Dataset records
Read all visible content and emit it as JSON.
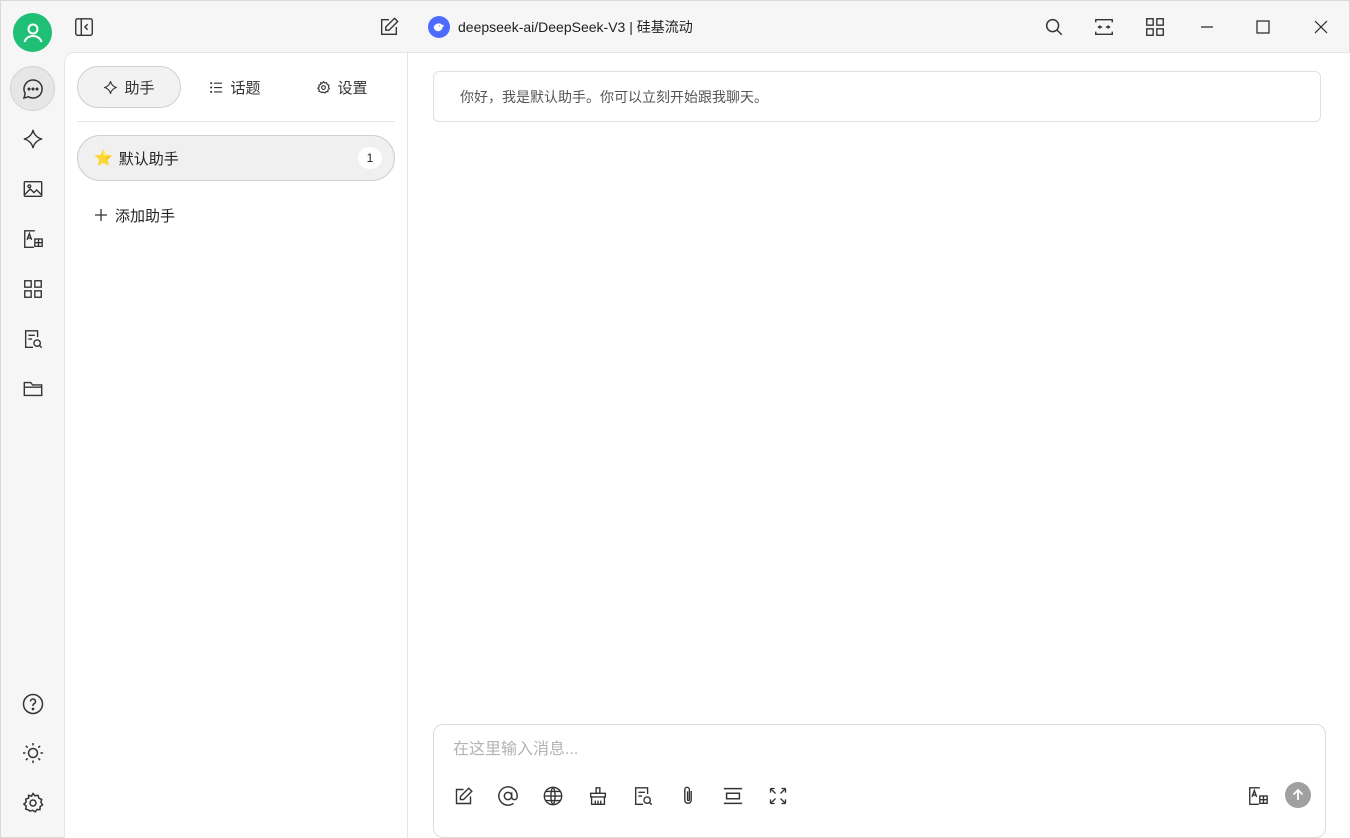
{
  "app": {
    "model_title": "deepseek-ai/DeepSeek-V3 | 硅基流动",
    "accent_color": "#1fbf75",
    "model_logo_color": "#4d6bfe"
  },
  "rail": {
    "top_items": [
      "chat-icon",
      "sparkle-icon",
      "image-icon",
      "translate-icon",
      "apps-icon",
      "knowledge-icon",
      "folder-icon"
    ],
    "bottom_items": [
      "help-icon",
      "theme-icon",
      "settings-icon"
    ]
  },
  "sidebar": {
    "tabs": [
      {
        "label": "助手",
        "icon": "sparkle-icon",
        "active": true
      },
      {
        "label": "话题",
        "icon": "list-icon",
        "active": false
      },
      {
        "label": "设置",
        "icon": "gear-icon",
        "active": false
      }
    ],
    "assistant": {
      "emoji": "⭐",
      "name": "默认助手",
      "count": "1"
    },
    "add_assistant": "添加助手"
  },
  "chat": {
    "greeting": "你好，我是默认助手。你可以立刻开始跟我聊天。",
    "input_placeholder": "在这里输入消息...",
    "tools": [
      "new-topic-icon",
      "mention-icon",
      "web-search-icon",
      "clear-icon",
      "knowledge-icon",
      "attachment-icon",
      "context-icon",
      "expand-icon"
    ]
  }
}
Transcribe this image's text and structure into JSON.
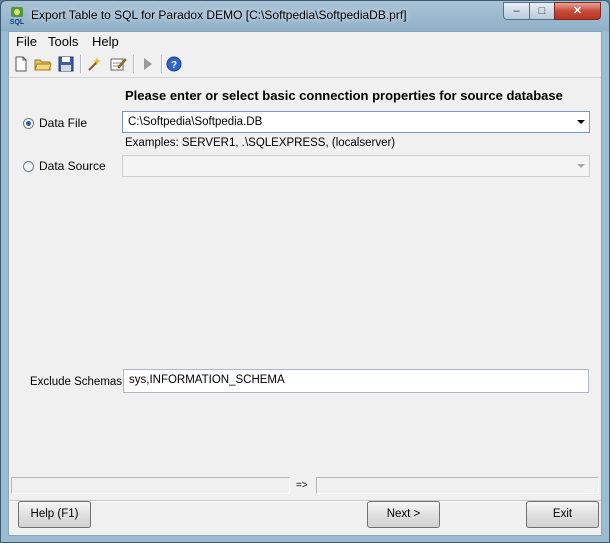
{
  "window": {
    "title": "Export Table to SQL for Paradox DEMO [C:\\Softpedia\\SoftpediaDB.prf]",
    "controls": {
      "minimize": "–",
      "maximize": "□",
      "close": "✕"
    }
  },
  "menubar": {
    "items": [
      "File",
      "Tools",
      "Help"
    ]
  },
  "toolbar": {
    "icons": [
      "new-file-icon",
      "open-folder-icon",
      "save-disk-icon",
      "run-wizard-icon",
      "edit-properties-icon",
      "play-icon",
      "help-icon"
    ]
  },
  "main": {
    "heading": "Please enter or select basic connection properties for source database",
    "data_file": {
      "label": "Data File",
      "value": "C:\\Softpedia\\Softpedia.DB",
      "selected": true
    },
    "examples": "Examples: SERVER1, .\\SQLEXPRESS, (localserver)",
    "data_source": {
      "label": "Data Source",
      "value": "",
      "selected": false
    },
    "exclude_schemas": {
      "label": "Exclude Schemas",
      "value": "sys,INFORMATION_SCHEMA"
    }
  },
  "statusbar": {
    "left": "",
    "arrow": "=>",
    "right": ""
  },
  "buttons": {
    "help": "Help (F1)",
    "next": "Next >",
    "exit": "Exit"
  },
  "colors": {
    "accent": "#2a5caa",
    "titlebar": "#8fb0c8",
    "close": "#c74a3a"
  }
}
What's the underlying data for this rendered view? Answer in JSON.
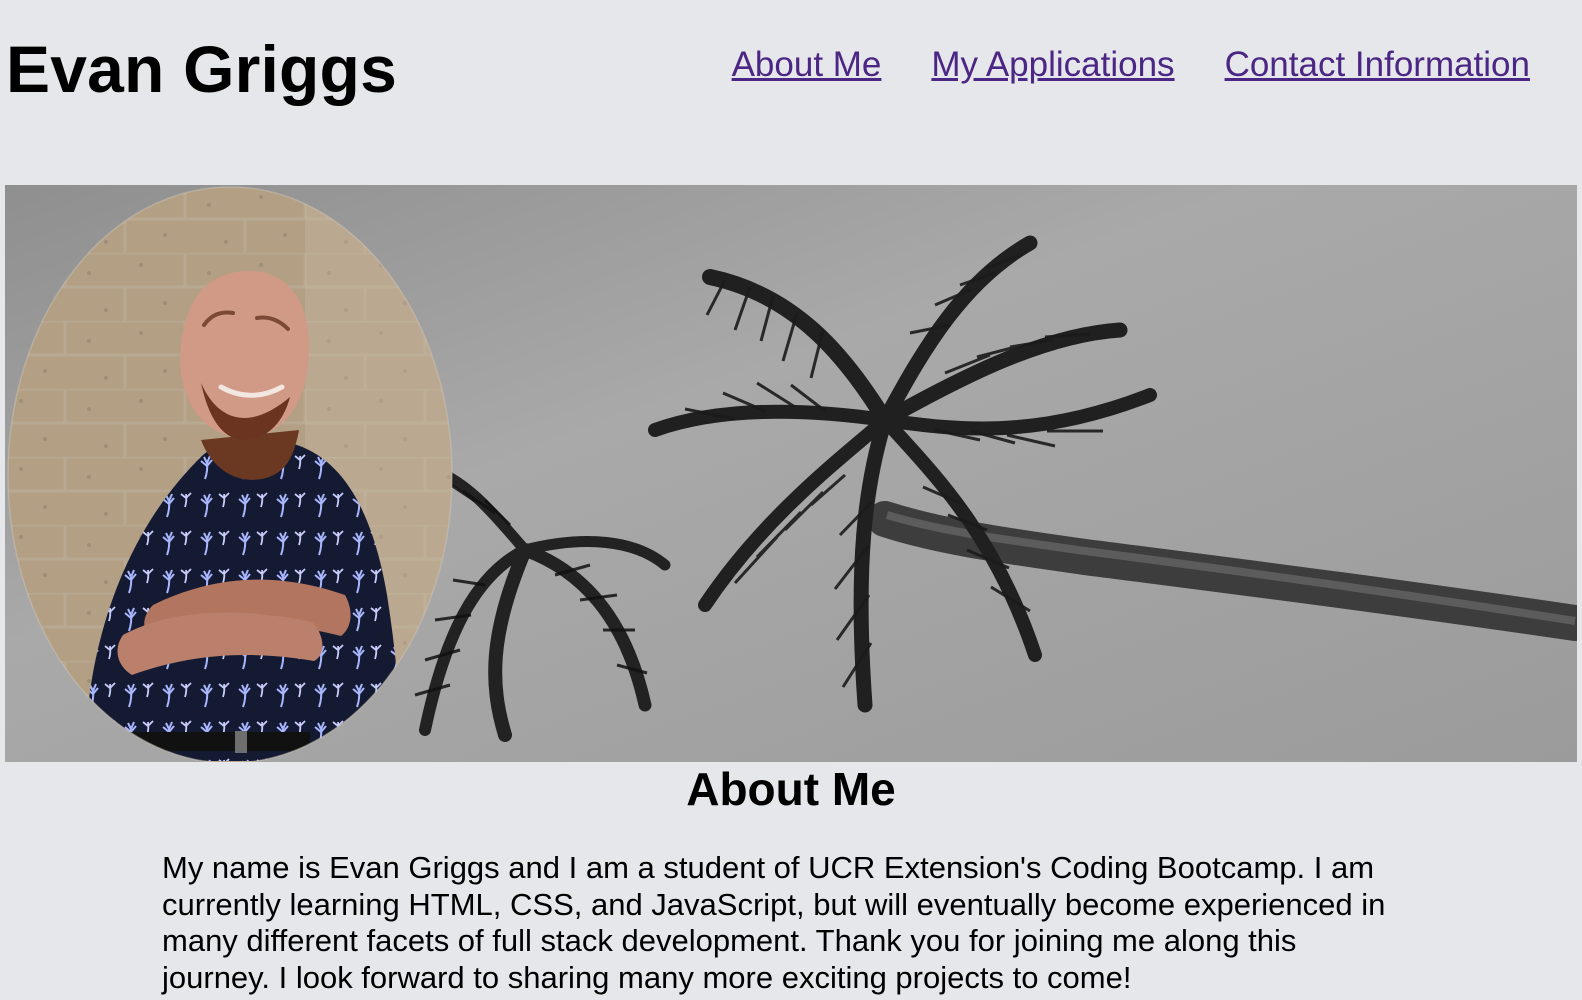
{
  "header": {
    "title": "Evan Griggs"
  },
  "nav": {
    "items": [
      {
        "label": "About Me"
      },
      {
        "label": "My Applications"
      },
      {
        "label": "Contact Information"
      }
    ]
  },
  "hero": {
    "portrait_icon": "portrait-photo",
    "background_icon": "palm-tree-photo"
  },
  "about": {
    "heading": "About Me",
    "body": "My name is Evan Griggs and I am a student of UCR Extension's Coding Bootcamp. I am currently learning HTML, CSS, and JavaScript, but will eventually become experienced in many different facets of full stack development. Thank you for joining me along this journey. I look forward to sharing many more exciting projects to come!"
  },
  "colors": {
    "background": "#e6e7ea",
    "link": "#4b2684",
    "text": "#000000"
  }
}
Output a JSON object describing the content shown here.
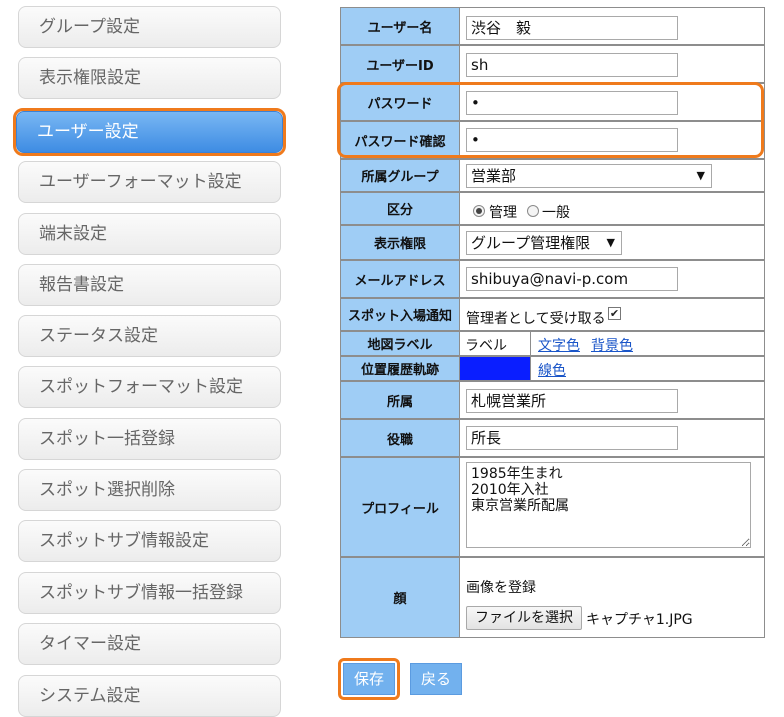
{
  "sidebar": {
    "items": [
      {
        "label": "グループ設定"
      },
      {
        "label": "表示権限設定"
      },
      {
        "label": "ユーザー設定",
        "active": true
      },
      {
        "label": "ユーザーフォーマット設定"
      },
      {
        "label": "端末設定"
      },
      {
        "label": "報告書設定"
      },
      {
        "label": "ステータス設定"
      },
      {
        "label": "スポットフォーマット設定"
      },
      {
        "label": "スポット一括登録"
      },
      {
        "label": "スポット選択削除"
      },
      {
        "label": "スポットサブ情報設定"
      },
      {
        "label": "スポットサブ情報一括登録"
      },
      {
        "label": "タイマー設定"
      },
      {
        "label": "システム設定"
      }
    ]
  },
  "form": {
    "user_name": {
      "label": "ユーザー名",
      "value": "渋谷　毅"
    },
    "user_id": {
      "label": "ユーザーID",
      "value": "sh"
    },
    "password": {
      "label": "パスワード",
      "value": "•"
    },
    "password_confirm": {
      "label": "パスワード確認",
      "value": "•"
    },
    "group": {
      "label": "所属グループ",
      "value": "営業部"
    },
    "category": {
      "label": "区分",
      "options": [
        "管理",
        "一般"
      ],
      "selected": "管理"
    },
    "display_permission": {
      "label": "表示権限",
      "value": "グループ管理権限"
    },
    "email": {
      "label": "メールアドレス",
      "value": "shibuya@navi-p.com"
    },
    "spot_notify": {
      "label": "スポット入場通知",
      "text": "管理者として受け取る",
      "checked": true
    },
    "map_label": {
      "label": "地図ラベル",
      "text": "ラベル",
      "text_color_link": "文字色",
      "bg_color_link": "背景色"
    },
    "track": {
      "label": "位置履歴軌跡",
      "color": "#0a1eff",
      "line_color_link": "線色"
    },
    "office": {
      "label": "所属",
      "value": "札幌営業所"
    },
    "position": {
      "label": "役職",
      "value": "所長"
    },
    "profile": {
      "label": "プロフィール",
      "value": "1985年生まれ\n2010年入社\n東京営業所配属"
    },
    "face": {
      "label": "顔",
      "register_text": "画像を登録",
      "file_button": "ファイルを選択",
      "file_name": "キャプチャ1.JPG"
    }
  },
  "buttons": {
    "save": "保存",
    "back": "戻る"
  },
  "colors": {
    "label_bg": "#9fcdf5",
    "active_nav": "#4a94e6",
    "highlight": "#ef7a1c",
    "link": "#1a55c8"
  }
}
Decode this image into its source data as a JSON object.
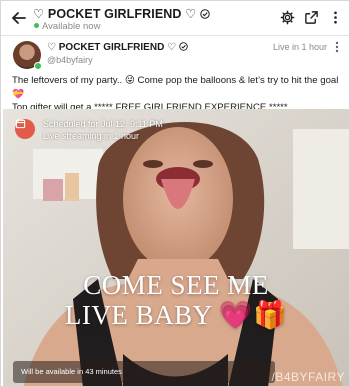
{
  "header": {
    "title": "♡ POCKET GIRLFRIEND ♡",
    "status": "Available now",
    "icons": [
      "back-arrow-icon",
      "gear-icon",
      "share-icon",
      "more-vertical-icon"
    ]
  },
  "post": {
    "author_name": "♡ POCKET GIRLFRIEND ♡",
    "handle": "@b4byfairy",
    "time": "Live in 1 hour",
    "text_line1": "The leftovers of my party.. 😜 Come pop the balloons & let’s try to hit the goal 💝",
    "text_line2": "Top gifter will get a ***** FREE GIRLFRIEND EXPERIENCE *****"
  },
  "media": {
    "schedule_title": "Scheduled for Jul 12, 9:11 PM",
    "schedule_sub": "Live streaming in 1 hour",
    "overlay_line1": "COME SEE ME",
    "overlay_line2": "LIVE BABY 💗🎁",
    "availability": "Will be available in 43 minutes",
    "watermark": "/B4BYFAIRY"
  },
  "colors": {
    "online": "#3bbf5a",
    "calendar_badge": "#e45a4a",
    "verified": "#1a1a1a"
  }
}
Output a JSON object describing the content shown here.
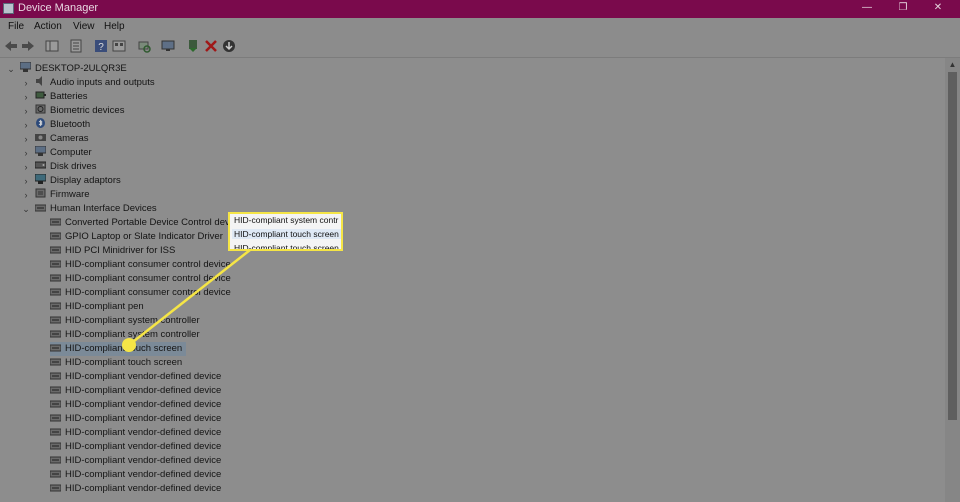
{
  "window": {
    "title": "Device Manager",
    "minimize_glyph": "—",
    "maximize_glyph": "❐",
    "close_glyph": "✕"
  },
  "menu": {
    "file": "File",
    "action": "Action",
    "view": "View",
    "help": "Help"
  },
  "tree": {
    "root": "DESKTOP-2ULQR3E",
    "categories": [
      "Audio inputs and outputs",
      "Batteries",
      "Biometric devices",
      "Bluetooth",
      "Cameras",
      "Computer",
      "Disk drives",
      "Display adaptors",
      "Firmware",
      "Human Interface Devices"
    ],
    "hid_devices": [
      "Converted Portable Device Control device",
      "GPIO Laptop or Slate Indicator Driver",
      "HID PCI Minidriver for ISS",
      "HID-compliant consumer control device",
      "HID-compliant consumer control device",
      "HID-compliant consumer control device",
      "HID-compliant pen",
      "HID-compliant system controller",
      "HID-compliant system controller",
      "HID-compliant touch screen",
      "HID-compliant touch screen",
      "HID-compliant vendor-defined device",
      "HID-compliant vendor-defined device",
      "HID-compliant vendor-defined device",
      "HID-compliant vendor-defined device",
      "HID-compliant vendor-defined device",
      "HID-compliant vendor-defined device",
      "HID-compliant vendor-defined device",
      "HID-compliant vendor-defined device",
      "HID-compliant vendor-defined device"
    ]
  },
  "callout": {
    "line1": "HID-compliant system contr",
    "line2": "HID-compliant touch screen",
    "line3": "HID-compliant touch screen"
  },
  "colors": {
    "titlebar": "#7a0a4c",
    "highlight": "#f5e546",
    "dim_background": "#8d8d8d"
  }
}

## [REQUIREMENTS]
Look through the records above and report how many lines hold the word "true", giving only the number.

## [RESULT FOR THIS EXERCISE]
4